- [EXERCISE OBJECTIVE]:
Every line in the listing is to be echoed verbatim.

◇ ◇ ◇ ◇

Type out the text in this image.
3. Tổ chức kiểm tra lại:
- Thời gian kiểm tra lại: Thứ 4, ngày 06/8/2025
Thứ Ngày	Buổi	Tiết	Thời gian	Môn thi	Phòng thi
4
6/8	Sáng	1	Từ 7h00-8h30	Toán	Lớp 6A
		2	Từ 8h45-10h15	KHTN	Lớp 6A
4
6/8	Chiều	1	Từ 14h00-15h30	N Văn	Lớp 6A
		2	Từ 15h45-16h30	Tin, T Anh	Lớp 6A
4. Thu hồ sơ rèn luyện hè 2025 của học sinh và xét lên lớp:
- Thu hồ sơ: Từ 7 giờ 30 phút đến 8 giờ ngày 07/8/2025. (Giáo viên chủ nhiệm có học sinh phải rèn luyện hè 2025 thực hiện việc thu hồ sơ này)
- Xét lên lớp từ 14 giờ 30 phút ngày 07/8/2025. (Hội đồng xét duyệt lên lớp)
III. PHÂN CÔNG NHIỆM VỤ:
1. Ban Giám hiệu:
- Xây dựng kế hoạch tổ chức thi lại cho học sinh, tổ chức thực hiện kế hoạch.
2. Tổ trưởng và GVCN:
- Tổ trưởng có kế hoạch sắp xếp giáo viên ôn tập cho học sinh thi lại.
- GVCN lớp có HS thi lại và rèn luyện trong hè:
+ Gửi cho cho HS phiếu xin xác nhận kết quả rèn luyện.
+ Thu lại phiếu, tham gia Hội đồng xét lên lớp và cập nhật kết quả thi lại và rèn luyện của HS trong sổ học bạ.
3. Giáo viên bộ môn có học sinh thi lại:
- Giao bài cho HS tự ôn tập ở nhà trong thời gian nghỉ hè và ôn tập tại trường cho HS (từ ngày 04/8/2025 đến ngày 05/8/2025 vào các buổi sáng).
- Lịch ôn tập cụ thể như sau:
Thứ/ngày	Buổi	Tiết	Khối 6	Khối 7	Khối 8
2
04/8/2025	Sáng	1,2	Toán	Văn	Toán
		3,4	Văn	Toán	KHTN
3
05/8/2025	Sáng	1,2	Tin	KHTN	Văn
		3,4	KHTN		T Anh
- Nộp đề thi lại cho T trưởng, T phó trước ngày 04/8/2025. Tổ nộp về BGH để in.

◇ ◇ ◇ ◇

- [COMPLETED TASK]:
Type out the text in this image.
3. Tổ chức kiểm tra lại:
- Thời gian kiểm tra lại: Thứ 4, ngày 06/8/2025
Thứ Ngày	Buổi	Tiết	Thời gian	Môn thi	Phòng thi
4
6/8	Sáng	1	Từ 7h00-8h30	Toán	Lớp 6A
		2	Từ 8h45-10h15	KHTN	Lớp 6A
4
6/8	Chiều	1	Từ 14h00-15h30	N Văn	Lớp 6A
		2	Từ 15h45-16h30	Tin, T Anh	Lớp 6A
4. Thu hồ sơ rèn luyện hè 2025 của học sinh và xét lên lớp:
- Thu hồ sơ: Từ 7 giờ 30 phút đến 8 giờ ngày 07/8/2025. (Giáo viên chủ nhiệm có học sinh phải rèn luyện hè 2025 thực hiện việc thu hồ sơ này)
- Xét lên lớp từ 14 giờ 30 phút ngày 07/8/2025. (Hội đồng xét duyệt lên lớp)
III. PHÂN CÔNG NHIỆM VỤ:
1. Ban Giám hiệu:
- Xây dựng kế hoạch tổ chức thi lại cho học sinh, tổ chức thực hiện kế hoạch.
2. Tổ trưởng và GVCN:
- Tổ trưởng có kế hoạch sắp xếp giáo viên ôn tập cho học sinh thi lại.
- GVCN lớp có HS thi lại và rèn luyện trong hè:
+ Gửi cho cho HS phiếu xin xác nhận kết quả rèn luyện.
+ Thu lại phiếu, tham gia Hội đồng xét lên lớp và cập nhật kết quả thi lại và rèn luyện của HS trong sổ học bạ.
3. Giáo viên bộ môn có học sinh thi lại:
- Giao bài cho HS tự ôn tập ở nhà trong thời gian nghỉ hè và ôn tập tại trường cho HS (từ ngày 04/8/2025 đến ngày 05/8/2025 vào các buổi sáng).
- Lịch ôn tập cụ thể như sau:
Thứ/ngày	Buổi	Tiết	Khối 6	Khối 7	Khối 8
2
04/8/2025	Sáng	1,2	Toán	Văn	Toán
		3,4	Văn	Toán	KHTN
3
05/8/2025	Sáng	1,2	Tin	KHTN	Văn
		3,4	KHTN		T Anh
- Nộp đề thi lại cho T trưởng, T phó trước ngày 04/8/2025. Tổ nộp về BGH để in.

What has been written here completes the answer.